___ EXERCISE MATERIAL ___

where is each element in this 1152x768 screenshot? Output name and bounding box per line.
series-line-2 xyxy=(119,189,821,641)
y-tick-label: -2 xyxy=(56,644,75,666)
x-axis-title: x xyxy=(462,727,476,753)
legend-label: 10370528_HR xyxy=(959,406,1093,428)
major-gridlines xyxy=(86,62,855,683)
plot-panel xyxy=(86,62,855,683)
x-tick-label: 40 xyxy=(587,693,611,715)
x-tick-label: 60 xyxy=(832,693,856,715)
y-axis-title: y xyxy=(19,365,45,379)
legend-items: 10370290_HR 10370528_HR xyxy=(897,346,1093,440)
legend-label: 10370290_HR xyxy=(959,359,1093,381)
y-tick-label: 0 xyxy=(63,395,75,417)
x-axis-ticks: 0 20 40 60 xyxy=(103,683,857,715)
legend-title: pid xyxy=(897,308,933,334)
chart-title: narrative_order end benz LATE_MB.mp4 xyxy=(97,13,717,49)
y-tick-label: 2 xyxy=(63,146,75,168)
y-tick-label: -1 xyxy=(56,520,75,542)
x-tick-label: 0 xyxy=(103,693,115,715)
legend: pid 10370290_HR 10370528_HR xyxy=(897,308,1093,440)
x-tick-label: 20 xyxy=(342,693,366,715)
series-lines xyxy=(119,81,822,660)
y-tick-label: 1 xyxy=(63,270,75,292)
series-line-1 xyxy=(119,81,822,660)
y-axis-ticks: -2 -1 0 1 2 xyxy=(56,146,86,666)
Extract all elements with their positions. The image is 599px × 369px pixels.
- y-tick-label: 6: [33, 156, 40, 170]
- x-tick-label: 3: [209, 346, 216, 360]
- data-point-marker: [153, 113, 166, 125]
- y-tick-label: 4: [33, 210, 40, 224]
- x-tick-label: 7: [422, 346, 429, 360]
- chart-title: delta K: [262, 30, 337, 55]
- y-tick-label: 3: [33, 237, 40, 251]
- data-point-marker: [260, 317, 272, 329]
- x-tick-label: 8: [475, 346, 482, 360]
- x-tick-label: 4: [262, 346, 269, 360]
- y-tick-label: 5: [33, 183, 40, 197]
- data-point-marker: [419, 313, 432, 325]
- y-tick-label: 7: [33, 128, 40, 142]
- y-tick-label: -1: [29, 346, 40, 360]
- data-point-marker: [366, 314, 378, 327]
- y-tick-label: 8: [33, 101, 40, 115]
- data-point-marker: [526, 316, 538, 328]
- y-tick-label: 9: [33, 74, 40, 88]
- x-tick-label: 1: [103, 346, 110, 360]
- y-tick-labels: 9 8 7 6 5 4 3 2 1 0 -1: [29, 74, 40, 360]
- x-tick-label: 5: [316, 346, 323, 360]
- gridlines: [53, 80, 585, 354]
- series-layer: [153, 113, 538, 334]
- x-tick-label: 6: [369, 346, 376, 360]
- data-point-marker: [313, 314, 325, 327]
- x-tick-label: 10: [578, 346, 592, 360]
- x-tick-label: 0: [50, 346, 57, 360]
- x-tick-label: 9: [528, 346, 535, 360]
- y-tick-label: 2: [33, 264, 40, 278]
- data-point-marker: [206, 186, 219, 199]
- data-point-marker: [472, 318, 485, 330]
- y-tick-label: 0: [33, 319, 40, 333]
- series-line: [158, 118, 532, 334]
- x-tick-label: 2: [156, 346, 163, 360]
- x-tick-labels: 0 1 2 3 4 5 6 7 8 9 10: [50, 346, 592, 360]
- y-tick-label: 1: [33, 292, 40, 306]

___

▶ INSTRUCTION
Rewrite every row above with "data-point-marker" substituted by "scatter-marker" at each occurrence. Leave all other text unchanged.

▶ THE RESULT
where is each element in this 1152x768 screenshot? Output name and bounding box per line.
series-line-2 xyxy=(119,189,821,641)
y-tick-label: -2 xyxy=(56,644,75,666)
x-axis-title: x xyxy=(462,727,476,753)
legend-label: 10370528_HR xyxy=(959,406,1093,428)
major-gridlines xyxy=(86,62,855,683)
plot-panel xyxy=(86,62,855,683)
x-tick-label: 40 xyxy=(587,693,611,715)
x-tick-label: 60 xyxy=(832,693,856,715)
y-axis-title: y xyxy=(19,365,45,379)
legend-items: 10370290_HR 10370528_HR xyxy=(897,346,1093,440)
legend-label: 10370290_HR xyxy=(959,359,1093,381)
y-tick-label: 0 xyxy=(63,395,75,417)
x-axis-ticks: 0 20 40 60 xyxy=(103,683,857,715)
legend-title: pid xyxy=(897,308,933,334)
chart-title: narrative_order end benz LATE_MB.mp4 xyxy=(97,13,717,49)
y-tick-label: 2 xyxy=(63,146,75,168)
y-tick-label: -1 xyxy=(56,520,75,542)
x-tick-label: 0 xyxy=(103,693,115,715)
legend: pid 10370290_HR 10370528_HR xyxy=(897,308,1093,440)
x-tick-label: 20 xyxy=(342,693,366,715)
series-lines xyxy=(119,81,822,660)
y-tick-label: 1 xyxy=(63,270,75,292)
series-line-1 xyxy=(119,81,822,660)
y-axis-ticks: -2 -1 0 1 2 xyxy=(56,146,86,666)
Extract all elements with their positions. The image is 599px × 369px pixels.
- y-tick-label: 6: [33, 156, 40, 170]
- x-tick-label: 3: [209, 346, 216, 360]
- scatter-marker: [153, 113, 166, 125]
- y-tick-label: 4: [33, 210, 40, 224]
- x-tick-label: 7: [422, 346, 429, 360]
- chart-title: delta K: [262, 30, 337, 55]
- y-tick-label: 3: [33, 237, 40, 251]
- scatter-marker: [260, 317, 272, 329]
- x-tick-label: 8: [475, 346, 482, 360]
- x-tick-label: 4: [262, 346, 269, 360]
- y-tick-label: 5: [33, 183, 40, 197]
- scatter-marker: [419, 313, 432, 325]
- y-tick-label: 7: [33, 128, 40, 142]
- y-tick-label: -1: [29, 346, 40, 360]
- scatter-marker: [366, 314, 378, 327]
- y-tick-label: 8: [33, 101, 40, 115]
- scatter-marker: [526, 316, 538, 328]
- y-tick-label: 9: [33, 74, 40, 88]
- x-tick-label: 1: [103, 346, 110, 360]
- y-tick-labels: 9 8 7 6 5 4 3 2 1 0 -1: [29, 74, 40, 360]
- x-tick-label: 5: [316, 346, 323, 360]
- gridlines: [53, 80, 585, 354]
- series-layer: [153, 113, 538, 334]
- x-tick-label: 6: [369, 346, 376, 360]
- scatter-marker: [313, 314, 325, 327]
- x-tick-label: 10: [578, 346, 592, 360]
- x-tick-label: 0: [50, 346, 57, 360]
- x-tick-label: 9: [528, 346, 535, 360]
- y-tick-label: 2: [33, 264, 40, 278]
- scatter-marker: [206, 186, 219, 199]
- scatter-marker: [472, 318, 485, 330]
- y-tick-label: 0: [33, 319, 40, 333]
- series-line: [158, 118, 532, 334]
- x-tick-label: 2: [156, 346, 163, 360]
- x-tick-labels: 0 1 2 3 4 5 6 7 8 9 10: [50, 346, 592, 360]
- y-tick-label: 1: [33, 292, 40, 306]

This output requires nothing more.